#### DIRECTIONS:
Your answer must repeat all of the entries word for word, without any images.

DATASET: Begin

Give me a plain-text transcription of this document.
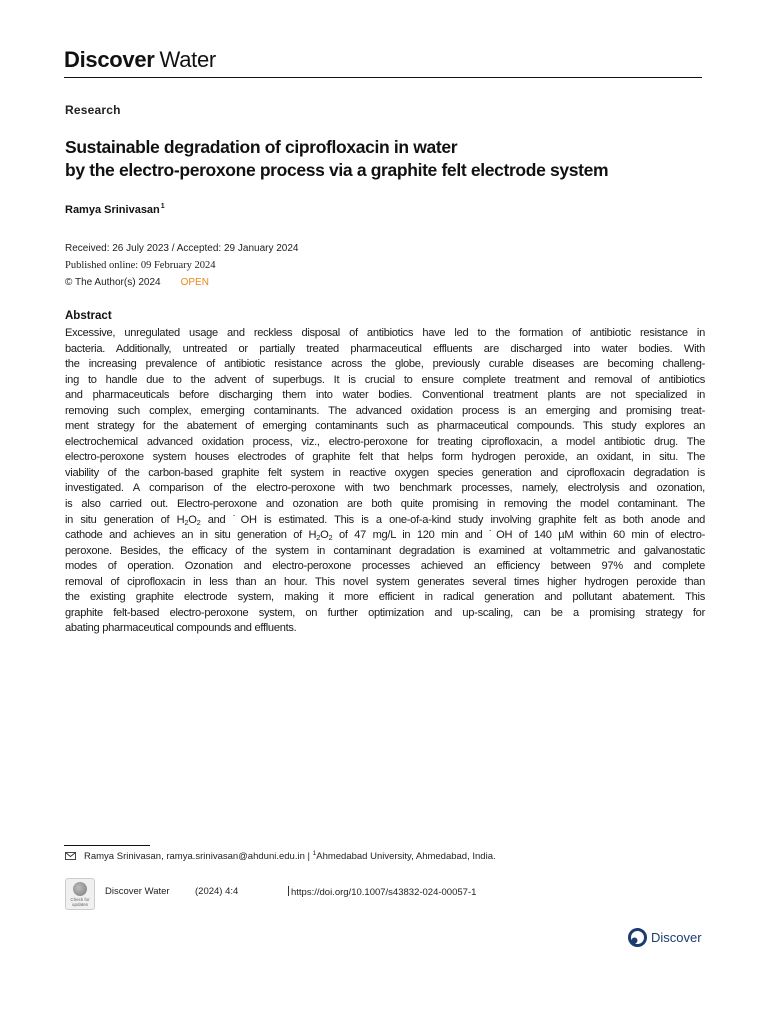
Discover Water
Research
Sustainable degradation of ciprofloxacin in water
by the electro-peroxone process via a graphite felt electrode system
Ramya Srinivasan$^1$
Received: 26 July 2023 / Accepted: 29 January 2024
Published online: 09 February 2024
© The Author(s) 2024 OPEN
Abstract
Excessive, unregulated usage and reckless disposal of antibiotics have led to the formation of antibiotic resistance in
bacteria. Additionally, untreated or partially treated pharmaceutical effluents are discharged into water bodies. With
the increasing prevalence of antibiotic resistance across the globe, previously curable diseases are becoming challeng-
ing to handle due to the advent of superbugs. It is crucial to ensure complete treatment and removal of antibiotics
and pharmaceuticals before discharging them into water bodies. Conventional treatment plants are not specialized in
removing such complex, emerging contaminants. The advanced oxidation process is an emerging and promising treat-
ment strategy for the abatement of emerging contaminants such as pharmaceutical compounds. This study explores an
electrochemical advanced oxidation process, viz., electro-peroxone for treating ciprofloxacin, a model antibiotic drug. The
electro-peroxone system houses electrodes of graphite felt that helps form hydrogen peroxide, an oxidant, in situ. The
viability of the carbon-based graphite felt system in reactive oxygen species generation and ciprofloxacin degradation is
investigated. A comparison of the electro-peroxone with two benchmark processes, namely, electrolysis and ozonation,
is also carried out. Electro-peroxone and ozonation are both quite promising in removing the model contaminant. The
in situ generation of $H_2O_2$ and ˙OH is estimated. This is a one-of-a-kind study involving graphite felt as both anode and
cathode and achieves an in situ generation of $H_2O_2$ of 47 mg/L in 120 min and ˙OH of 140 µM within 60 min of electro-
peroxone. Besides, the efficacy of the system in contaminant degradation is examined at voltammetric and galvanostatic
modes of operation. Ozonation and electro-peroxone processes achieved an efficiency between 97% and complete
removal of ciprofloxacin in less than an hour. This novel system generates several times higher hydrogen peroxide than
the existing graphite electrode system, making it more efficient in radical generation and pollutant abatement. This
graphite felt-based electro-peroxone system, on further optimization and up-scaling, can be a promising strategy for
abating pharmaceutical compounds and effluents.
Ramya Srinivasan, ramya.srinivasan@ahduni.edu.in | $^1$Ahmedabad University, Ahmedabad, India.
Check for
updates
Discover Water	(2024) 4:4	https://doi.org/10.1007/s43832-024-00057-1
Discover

DATASET: End

#### RESPONSE BELOW:
Give me a plain-text transcription of this document.
Discover Water
Research
Sustainable degradation of ciprofloxacin in water
by the electro-peroxone process via a graphite felt electrode system
Ramya Srinivasan$^1$
Received: 26 July 2023 / Accepted: 29 January 2024
Published online: 09 February 2024
© The Author(s) 2024 OPEN
Abstract
Excessive, unregulated usage and reckless disposal of antibiotics have led to the formation of antibiotic resistance in
bacteria. Additionally, untreated or partially treated pharmaceutical effluents are discharged into water bodies. With
the increasing prevalence of antibiotic resistance across the globe, previously curable diseases are becoming challeng-
ing to handle due to the advent of superbugs. It is crucial to ensure complete treatment and removal of antibiotics
and pharmaceuticals before discharging them into water bodies. Conventional treatment plants are not specialized in
removing such complex, emerging contaminants. The advanced oxidation process is an emerging and promising treat-
ment strategy for the abatement of emerging contaminants such as pharmaceutical compounds. This study explores an
electrochemical advanced oxidation process, viz., electro-peroxone for treating ciprofloxacin, a model antibiotic drug. The
electro-peroxone system houses electrodes of graphite felt that helps form hydrogen peroxide, an oxidant, in situ. The
viability of the carbon-based graphite felt system in reactive oxygen species generation and ciprofloxacin degradation is
investigated. A comparison of the electro-peroxone with two benchmark processes, namely, electrolysis and ozonation,
is also carried out. Electro-peroxone and ozonation are both quite promising in removing the model contaminant. The
in situ generation of $H_2O_2$ and ˙OH is estimated. This is a one-of-a-kind study involving graphite felt as both anode and
cathode and achieves an in situ generation of $H_2O_2$ of 47 mg/L in 120 min and ˙OH of 140 µM within 60 min of electro-
peroxone. Besides, the efficacy of the system in contaminant degradation is examined at voltammetric and galvanostatic
modes of operation. Ozonation and electro-peroxone processes achieved an efficiency between 97% and complete
removal of ciprofloxacin in less than an hour. This novel system generates several times higher hydrogen peroxide than
the existing graphite electrode system, making it more efficient in radical generation and pollutant abatement. This
graphite felt-based electro-peroxone system, on further optimization and up-scaling, can be a promising strategy for
abating pharmaceutical compounds and effluents.
Ramya Srinivasan, ramya.srinivasan@ahduni.edu.in | $^1$Ahmedabad University, Ahmedabad, India.
Check for
updates
Discover Water	(2024) 4:4	https://doi.org/10.1007/s43832-024-00057-1
Discover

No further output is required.